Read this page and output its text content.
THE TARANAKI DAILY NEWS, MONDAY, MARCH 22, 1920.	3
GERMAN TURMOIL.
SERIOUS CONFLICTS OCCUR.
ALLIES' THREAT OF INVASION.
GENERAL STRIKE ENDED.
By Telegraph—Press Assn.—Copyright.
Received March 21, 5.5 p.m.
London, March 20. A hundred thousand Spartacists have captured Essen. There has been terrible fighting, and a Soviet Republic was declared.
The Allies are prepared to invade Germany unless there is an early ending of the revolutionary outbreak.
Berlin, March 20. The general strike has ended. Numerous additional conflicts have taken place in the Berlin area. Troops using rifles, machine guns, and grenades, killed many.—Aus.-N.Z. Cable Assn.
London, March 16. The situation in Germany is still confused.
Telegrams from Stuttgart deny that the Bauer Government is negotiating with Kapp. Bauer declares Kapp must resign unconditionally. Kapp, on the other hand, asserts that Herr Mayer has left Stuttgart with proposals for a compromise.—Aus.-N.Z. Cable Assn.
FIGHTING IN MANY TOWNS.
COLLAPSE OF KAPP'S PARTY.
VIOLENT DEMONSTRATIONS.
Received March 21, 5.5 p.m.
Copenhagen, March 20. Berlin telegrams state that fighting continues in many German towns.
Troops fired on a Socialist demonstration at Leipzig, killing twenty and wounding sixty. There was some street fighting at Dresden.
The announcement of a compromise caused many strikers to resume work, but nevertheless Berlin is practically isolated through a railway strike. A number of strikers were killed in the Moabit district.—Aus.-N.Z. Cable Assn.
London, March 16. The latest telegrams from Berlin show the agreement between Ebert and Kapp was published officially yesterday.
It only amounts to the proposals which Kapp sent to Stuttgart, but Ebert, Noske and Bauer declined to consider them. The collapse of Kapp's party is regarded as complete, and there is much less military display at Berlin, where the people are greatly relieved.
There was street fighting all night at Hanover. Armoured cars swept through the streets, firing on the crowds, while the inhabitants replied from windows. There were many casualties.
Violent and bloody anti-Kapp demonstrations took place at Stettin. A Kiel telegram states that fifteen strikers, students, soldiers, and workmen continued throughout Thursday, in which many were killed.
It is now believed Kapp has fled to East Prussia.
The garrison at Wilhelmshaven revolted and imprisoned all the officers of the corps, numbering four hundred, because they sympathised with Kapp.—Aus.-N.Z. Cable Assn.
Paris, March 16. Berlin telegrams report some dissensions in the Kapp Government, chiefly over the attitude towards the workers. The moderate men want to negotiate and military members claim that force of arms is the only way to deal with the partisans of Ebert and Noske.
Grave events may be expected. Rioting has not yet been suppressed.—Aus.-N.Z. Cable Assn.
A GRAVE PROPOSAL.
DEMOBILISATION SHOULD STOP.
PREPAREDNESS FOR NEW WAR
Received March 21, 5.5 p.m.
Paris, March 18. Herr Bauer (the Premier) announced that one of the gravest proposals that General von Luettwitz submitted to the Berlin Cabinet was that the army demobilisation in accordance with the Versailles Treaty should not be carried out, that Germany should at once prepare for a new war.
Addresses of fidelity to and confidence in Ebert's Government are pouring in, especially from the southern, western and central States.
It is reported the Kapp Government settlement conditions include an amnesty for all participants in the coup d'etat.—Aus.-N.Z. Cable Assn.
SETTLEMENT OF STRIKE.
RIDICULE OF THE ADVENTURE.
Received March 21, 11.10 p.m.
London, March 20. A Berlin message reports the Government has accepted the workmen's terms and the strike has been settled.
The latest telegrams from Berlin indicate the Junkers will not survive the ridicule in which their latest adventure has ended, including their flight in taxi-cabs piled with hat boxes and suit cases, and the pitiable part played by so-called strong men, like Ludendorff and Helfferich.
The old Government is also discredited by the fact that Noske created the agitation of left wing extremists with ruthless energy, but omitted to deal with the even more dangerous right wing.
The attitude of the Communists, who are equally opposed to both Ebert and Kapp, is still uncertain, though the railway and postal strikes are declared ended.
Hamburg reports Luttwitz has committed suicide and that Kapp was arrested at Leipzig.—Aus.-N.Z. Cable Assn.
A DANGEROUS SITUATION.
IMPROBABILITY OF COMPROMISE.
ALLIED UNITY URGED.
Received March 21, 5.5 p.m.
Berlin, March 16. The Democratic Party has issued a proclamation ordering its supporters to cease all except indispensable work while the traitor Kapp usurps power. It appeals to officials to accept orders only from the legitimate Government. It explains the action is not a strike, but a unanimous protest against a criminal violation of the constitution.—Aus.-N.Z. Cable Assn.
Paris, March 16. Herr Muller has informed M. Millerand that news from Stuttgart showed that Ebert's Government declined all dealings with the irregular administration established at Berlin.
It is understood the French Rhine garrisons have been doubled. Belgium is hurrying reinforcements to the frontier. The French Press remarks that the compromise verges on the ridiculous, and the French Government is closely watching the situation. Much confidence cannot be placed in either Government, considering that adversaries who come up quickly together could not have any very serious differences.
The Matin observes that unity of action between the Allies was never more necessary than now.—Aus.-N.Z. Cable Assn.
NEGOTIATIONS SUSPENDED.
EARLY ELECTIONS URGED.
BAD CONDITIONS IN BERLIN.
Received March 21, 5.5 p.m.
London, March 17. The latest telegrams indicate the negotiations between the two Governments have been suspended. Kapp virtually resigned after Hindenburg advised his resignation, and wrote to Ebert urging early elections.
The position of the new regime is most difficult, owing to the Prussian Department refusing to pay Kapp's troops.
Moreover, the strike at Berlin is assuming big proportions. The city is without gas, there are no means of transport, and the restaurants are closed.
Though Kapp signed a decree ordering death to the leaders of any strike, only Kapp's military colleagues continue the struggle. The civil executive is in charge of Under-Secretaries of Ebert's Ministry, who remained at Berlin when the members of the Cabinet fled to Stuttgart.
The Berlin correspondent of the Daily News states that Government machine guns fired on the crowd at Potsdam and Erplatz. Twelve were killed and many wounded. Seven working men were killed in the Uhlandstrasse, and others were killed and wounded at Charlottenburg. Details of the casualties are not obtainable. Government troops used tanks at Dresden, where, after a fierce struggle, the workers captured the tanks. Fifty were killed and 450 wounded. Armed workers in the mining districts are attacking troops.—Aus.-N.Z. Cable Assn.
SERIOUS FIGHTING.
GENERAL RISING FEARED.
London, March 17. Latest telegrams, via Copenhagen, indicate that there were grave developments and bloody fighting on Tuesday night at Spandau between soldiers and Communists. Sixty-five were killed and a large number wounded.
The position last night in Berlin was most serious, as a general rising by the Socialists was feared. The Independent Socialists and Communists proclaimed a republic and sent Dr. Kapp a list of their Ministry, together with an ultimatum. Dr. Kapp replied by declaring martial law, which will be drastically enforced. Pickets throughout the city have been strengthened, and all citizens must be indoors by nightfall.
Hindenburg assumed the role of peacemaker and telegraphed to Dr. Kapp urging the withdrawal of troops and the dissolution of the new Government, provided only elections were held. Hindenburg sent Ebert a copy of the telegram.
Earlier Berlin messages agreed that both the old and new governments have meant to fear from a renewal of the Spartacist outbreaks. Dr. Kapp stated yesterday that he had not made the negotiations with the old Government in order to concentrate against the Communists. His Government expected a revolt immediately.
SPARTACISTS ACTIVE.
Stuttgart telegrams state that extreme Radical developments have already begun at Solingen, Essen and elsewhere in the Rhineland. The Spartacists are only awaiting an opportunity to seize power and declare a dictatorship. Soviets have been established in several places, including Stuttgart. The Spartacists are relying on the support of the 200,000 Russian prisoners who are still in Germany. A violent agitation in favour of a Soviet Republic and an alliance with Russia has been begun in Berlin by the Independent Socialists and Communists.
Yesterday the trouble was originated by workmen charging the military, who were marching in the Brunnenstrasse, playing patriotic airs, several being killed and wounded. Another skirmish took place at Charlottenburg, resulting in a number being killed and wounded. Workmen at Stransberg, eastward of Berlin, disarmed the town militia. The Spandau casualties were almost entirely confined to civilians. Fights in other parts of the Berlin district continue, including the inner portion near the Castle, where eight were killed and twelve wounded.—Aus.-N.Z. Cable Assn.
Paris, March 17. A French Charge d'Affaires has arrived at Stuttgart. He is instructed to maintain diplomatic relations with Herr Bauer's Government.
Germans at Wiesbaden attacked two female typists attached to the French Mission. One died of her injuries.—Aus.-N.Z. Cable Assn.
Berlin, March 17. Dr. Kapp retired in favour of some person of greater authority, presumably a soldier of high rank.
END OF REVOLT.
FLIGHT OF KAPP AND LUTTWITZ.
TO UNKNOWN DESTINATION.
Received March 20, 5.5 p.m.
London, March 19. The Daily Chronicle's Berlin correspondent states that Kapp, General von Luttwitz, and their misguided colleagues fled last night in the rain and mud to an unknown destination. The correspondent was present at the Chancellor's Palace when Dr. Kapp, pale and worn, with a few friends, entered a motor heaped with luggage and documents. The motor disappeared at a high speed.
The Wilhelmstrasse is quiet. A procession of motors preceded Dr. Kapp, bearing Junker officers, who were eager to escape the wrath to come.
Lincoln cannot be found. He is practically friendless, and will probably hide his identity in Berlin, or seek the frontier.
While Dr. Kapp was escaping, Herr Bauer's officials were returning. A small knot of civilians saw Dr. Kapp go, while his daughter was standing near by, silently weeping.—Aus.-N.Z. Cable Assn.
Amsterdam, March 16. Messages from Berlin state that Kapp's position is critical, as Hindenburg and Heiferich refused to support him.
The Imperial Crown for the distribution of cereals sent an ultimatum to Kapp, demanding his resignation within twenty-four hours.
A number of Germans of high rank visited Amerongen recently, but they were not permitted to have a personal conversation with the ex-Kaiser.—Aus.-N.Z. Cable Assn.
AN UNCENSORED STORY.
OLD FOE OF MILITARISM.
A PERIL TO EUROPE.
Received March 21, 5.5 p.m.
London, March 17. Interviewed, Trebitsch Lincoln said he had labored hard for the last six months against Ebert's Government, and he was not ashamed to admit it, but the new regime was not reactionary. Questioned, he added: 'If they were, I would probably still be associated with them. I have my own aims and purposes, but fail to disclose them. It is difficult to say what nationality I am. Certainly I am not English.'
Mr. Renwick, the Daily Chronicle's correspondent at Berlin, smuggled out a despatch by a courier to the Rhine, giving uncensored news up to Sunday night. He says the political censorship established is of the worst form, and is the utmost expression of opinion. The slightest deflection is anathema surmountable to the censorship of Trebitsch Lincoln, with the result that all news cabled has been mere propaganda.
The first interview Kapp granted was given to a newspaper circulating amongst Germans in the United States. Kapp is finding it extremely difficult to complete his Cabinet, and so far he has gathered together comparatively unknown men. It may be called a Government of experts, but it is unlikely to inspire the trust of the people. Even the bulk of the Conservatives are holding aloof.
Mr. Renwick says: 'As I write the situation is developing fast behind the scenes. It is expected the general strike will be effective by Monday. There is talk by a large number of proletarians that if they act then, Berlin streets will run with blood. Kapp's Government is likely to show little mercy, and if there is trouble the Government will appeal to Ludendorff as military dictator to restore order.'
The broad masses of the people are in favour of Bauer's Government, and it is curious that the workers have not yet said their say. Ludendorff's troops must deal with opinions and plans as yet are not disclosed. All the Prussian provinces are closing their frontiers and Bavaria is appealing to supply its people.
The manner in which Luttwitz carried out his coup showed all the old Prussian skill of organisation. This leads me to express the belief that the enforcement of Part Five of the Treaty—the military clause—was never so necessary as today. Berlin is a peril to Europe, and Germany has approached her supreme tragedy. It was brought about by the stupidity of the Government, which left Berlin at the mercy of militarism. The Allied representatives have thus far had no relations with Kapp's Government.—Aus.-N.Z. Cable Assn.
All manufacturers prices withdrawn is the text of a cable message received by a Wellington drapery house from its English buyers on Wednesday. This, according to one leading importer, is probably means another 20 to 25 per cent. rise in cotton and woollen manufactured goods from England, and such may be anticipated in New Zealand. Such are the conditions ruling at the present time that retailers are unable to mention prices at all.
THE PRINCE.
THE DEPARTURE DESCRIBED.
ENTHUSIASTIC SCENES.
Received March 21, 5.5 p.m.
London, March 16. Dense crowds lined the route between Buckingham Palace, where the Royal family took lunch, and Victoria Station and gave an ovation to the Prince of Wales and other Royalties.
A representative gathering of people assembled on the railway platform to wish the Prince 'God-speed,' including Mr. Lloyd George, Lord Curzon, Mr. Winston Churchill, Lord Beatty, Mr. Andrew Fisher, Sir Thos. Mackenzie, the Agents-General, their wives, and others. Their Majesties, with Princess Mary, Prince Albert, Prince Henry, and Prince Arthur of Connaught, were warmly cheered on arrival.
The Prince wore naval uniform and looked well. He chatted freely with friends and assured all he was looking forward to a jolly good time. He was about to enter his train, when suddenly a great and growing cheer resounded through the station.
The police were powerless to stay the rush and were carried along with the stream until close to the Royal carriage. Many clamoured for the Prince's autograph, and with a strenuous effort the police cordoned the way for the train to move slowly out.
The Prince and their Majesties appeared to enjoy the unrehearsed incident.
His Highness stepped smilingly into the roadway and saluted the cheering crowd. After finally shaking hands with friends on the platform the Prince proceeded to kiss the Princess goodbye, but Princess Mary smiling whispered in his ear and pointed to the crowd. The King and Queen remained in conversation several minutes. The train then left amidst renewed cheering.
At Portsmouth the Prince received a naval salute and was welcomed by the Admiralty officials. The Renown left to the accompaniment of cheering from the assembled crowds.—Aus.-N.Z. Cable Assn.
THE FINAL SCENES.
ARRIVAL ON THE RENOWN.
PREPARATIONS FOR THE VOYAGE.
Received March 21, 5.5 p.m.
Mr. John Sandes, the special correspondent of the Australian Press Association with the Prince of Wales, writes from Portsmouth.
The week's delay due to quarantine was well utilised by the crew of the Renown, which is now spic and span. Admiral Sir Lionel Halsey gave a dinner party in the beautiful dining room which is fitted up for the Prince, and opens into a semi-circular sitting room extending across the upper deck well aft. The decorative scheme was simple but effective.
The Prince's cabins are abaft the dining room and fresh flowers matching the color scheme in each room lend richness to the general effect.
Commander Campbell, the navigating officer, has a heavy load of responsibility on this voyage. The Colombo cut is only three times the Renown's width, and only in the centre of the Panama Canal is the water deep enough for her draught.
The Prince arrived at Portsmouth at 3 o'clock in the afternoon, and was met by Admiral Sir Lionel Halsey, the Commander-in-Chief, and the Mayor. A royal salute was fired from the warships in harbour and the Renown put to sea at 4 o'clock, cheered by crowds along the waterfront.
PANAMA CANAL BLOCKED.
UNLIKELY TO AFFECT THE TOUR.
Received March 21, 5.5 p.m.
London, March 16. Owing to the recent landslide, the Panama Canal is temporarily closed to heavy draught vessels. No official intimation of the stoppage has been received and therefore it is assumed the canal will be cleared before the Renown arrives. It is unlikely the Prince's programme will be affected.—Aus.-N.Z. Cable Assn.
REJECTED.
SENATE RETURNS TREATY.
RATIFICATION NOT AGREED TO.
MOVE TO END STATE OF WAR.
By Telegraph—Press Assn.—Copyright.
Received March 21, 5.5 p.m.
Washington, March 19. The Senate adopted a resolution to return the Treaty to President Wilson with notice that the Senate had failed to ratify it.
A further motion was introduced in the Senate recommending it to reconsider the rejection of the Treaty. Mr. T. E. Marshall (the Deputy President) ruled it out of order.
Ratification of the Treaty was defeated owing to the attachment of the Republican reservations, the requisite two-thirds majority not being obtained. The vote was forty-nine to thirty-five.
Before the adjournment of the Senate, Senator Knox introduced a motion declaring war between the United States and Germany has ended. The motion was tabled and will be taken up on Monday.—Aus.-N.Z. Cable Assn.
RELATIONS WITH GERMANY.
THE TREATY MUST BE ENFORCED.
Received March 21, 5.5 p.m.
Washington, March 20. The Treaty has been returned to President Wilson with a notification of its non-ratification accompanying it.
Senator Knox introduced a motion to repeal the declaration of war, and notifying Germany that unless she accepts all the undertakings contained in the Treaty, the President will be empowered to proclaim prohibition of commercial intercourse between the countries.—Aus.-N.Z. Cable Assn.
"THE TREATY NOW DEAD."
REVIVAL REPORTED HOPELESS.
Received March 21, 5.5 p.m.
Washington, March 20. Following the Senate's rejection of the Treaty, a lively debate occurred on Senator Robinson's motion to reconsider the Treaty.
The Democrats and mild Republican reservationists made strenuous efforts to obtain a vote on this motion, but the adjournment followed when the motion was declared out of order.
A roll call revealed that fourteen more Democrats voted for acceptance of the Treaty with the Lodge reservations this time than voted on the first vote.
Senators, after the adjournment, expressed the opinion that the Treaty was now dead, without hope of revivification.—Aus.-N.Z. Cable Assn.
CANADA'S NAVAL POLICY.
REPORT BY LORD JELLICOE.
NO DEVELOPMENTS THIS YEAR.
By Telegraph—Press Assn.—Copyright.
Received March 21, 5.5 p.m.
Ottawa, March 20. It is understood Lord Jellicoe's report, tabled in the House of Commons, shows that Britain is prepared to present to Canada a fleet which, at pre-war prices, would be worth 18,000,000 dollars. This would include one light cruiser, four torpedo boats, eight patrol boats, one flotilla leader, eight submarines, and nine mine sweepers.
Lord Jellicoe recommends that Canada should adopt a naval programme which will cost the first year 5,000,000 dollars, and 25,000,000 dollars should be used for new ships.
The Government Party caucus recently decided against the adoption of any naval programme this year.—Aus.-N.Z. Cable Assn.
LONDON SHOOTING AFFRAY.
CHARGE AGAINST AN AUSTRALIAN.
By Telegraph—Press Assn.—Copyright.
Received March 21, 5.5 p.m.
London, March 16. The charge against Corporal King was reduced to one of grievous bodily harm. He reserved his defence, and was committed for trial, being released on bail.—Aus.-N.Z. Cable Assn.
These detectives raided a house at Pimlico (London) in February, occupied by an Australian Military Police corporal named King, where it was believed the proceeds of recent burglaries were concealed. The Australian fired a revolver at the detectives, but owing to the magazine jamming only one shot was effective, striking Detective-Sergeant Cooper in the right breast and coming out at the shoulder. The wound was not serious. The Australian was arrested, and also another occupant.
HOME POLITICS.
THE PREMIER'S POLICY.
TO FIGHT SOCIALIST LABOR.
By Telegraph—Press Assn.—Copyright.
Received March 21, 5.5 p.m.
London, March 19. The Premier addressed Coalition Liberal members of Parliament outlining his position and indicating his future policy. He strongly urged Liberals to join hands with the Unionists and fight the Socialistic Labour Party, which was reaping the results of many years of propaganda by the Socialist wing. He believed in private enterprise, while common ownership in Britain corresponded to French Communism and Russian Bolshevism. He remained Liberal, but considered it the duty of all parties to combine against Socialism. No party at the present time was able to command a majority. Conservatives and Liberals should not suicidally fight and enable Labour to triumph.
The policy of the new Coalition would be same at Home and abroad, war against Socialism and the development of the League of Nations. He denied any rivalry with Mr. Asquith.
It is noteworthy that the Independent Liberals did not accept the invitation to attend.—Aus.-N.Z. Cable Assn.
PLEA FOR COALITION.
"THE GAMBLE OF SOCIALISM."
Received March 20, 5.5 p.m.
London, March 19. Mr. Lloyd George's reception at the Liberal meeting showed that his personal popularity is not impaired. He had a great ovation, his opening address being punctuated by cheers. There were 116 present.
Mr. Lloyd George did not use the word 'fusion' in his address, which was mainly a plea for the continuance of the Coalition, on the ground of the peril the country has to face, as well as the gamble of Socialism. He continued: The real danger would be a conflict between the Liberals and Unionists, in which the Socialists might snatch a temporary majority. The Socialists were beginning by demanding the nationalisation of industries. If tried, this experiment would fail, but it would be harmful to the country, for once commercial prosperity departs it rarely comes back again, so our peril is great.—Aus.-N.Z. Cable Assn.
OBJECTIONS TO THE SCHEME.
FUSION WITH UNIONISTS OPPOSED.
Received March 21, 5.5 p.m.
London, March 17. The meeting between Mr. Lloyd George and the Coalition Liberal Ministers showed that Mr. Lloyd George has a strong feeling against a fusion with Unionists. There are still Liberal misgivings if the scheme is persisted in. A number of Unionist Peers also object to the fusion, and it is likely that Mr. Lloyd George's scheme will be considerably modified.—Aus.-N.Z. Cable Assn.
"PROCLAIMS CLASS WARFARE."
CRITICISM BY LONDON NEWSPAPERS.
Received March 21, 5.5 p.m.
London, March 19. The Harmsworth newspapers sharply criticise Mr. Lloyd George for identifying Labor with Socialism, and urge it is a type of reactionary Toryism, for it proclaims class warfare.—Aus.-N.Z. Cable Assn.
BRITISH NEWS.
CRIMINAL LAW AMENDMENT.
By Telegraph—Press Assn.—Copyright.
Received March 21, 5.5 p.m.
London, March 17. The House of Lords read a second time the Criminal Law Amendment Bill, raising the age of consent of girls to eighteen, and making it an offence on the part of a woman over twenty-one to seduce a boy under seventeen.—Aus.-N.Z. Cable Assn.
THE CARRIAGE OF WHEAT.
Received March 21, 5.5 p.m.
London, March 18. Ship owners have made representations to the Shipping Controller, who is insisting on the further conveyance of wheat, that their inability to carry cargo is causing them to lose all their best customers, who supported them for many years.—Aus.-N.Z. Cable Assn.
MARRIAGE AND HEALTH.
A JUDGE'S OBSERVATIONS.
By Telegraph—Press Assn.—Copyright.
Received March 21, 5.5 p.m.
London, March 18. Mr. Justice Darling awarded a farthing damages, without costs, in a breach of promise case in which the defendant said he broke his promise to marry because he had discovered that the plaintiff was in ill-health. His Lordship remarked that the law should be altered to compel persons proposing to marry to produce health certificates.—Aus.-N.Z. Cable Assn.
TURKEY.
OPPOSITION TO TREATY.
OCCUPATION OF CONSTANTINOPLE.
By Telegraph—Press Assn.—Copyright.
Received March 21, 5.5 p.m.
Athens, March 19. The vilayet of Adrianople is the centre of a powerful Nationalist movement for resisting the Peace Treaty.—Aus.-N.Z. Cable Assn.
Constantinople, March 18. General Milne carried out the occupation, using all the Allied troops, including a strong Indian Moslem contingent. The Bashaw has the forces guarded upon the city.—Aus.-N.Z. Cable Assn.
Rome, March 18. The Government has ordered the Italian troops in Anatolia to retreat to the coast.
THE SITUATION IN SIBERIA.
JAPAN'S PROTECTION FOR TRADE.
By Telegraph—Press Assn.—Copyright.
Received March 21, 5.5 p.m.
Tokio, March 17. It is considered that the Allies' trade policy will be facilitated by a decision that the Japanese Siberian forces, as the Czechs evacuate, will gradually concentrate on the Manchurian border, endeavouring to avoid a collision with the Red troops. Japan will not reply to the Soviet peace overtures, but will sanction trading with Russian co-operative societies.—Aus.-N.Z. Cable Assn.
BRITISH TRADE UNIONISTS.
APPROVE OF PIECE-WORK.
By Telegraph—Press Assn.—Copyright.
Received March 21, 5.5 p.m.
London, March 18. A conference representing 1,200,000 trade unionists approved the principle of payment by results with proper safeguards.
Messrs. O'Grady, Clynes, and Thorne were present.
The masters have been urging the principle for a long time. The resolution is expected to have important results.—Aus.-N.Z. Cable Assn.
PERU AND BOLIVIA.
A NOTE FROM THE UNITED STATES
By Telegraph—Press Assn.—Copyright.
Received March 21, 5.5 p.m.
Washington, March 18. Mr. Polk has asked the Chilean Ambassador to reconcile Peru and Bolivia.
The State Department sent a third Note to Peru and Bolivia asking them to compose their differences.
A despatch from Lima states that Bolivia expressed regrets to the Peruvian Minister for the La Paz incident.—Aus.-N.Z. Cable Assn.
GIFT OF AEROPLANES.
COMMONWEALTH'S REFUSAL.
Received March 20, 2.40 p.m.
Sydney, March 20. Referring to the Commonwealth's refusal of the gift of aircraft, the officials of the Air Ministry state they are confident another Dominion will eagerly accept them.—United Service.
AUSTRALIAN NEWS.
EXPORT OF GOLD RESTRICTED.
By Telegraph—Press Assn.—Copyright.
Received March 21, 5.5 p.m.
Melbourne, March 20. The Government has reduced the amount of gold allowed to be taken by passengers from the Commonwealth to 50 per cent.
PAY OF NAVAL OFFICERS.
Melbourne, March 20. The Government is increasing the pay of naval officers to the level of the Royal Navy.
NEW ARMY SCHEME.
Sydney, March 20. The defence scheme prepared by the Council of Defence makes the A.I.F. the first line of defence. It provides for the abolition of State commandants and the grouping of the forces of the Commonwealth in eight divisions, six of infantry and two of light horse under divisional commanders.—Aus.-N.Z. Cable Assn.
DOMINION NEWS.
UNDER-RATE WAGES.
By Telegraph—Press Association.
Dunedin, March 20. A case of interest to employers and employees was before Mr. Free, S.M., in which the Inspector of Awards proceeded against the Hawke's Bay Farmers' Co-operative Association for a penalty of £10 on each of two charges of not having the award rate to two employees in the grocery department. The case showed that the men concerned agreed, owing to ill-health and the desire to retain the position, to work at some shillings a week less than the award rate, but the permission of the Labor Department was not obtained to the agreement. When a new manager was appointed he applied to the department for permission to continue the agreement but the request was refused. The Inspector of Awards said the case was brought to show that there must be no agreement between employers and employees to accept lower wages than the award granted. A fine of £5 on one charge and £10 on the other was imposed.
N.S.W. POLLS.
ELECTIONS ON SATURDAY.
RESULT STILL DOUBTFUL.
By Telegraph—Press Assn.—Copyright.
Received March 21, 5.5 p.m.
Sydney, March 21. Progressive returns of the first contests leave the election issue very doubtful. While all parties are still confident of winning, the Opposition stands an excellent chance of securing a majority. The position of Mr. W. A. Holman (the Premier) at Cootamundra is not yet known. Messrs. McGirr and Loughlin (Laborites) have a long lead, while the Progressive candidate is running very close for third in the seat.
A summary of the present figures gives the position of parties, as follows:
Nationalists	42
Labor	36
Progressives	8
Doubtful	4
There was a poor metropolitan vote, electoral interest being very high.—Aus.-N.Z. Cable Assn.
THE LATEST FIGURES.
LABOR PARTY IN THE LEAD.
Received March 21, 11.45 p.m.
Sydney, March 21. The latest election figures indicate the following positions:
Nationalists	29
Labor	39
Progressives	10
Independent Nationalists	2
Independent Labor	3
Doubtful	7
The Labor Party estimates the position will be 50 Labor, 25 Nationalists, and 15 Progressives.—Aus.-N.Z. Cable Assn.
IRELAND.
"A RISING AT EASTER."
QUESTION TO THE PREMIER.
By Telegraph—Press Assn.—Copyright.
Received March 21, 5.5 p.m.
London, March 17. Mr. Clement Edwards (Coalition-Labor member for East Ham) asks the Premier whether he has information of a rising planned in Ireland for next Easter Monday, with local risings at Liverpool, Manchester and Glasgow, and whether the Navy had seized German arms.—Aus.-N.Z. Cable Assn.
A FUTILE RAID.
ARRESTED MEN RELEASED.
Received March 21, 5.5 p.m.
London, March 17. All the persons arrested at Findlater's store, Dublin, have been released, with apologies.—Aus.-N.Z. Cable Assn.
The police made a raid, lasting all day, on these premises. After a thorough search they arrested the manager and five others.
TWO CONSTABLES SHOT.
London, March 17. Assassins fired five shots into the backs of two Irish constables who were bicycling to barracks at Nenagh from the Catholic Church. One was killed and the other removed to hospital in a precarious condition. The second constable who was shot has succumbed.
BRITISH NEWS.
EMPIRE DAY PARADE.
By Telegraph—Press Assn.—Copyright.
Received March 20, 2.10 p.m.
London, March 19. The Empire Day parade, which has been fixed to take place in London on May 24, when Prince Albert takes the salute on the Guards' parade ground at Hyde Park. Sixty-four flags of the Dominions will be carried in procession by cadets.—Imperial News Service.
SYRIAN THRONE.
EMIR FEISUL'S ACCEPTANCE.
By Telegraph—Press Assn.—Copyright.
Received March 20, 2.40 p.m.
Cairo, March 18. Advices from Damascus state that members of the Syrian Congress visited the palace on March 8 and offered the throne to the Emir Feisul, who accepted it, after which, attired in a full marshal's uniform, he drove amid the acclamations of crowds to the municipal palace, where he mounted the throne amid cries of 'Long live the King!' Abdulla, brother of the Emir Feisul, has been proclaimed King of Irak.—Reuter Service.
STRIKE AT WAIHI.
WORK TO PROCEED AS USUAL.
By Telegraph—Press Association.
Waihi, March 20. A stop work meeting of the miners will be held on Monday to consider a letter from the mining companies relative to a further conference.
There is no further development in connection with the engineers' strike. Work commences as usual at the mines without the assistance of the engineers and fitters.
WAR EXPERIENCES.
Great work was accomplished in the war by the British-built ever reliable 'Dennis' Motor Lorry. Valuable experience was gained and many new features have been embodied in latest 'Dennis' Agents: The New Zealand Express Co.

---------------

What is needed: From the entries above, copy out every line where the string "rank" appears.

Task output:
Berlin, March 17. Dr. Kapp retired in favour of some person of greater authority, presumably a soldier of high rank.
A number of Germans of high rank visited Amerongen recently, but they were not permitted to have a personal conversation with the ex-Kaiser.—Aus.-N.Z. Cable Assn.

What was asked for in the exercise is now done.